── Data to use ──
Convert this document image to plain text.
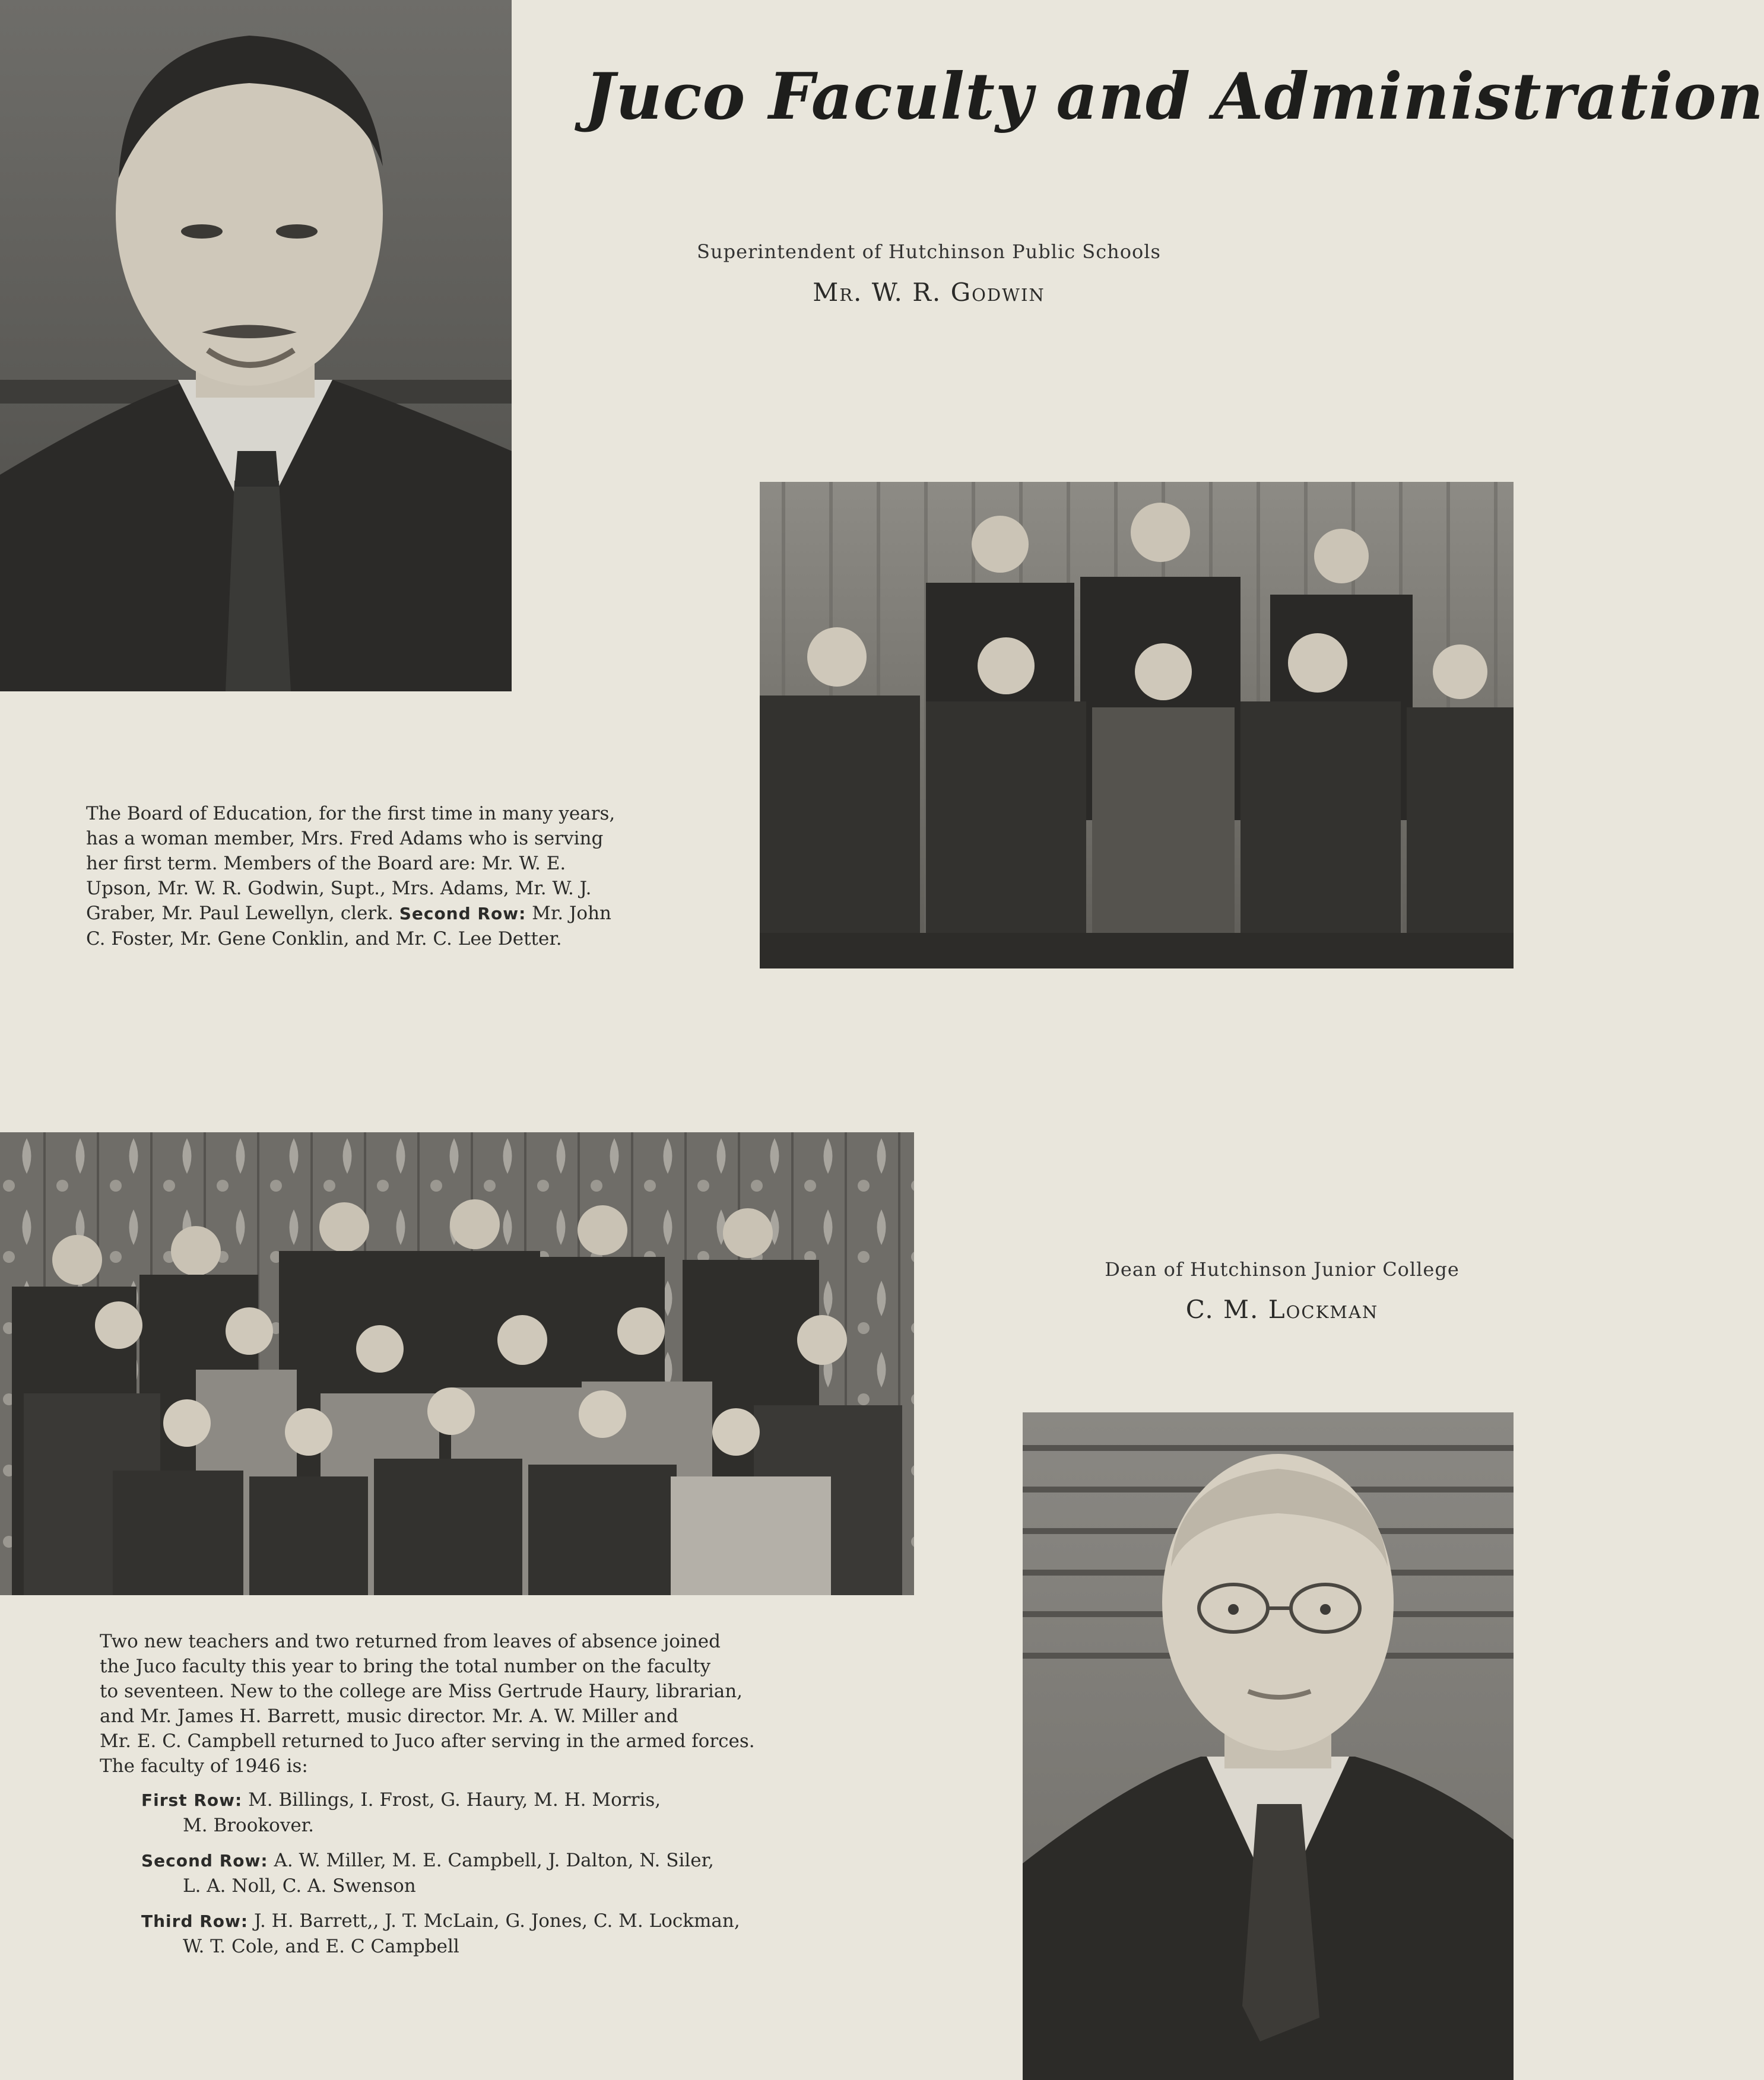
Juco Faculty and Administration
Superintendent of Hutchinson Public Schools
Mr. W. R. Godwin
The Board of Education, for the first time in many years,
has a woman member, Mrs. Fred Adams who is serving
her first term. Members of the Board are: Mr. W. E.
Upson, Mr. W. R. Godwin, Supt., Mrs. Adams, Mr. W. J.
Graber, Mr. Paul Lewellyn, clerk. Second Row: Mr. John
C. Foster, Mr. Gene Conklin, and Mr. C. Lee Detter.
Dean of Hutchinson Junior College
C. M. Lockman
Two new teachers and two returned from leaves of absence joined
the Juco faculty this year to bring the total number on the faculty
to seventeen. New to the college are Miss Gertrude Haury, librarian,
and Mr. James H. Barrett, music director. Mr. A. W. Miller and
Mr. E. C. Campbell returned to Juco after serving in the armed forces.
The faculty of 1946 is:
First Row: M. Billings, I. Frost, G. Haury, M. H. Morris,
M. Brookover.
Second Row: A. W. Miller, M. E. Campbell, J. Dalton, N. Siler,
L. A. Noll, C. A. Swenson
Third Row: J. H. Barrett,, J. T. McLain, G. Jones, C. M. Lockman,
W. T. Cole, and E. C Campbell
───
## Task to carry out:
For each line of the data that has the word "Juco", report that line.

## Exercise solution:
Juco Faculty and Administration
the Juco faculty this year to bring the total number on the faculty
Mr. E. C. Campbell returned to Juco after serving in the armed forces.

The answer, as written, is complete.